◆ Information provided ◆

◆ ◆ ◆ ◆ ◆ ◆ ◆

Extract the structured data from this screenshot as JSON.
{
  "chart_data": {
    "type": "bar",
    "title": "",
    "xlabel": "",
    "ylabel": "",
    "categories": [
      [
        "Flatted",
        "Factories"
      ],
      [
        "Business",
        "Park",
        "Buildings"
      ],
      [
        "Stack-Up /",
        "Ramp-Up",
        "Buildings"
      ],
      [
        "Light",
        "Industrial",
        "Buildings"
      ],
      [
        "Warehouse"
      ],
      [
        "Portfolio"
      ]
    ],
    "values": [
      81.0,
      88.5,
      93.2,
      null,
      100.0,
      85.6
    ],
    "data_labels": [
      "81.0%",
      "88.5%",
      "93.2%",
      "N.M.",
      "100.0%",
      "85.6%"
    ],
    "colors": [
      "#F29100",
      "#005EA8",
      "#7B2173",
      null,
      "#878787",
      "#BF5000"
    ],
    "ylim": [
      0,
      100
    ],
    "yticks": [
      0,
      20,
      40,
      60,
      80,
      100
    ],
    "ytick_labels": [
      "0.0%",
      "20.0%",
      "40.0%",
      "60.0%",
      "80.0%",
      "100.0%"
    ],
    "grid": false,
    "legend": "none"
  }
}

◆ ◆ ◆ ◆ ◆ ◆ ◆

◆ The exercise ◆
Repeat the listing in full, keeping every line exactly as it is.

◆ Output ◆
Extract the structured data from this screenshot as JSON.
{
  "chart_data": {
    "type": "bar",
    "title": "",
    "xlabel": "",
    "ylabel": "",
    "categories": [
      [
        "Flatted",
        "Factories"
      ],
      [
        "Business",
        "Park",
        "Buildings"
      ],
      [
        "Stack-Up /",
        "Ramp-Up",
        "Buildings"
      ],
      [
        "Light",
        "Industrial",
        "Buildings"
      ],
      [
        "Warehouse"
      ],
      [
        "Portfolio"
      ]
    ],
    "values": [
      81.0,
      88.5,
      93.2,
      null,
      100.0,
      85.6
    ],
    "data_labels": [
      "81.0%",
      "88.5%",
      "93.2%",
      "N.M.",
      "100.0%",
      "85.6%"
    ],
    "colors": [
      "#F29100",
      "#005EA8",
      "#7B2173",
      null,
      "#878787",
      "#BF5000"
    ],
    "ylim": [
      0,
      100
    ],
    "yticks": [
      0,
      20,
      40,
      60,
      80,
      100
    ],
    "ytick_labels": [
      "0.0%",
      "20.0%",
      "40.0%",
      "60.0%",
      "80.0%",
      "100.0%"
    ],
    "grid": false,
    "legend": "none"
  }
}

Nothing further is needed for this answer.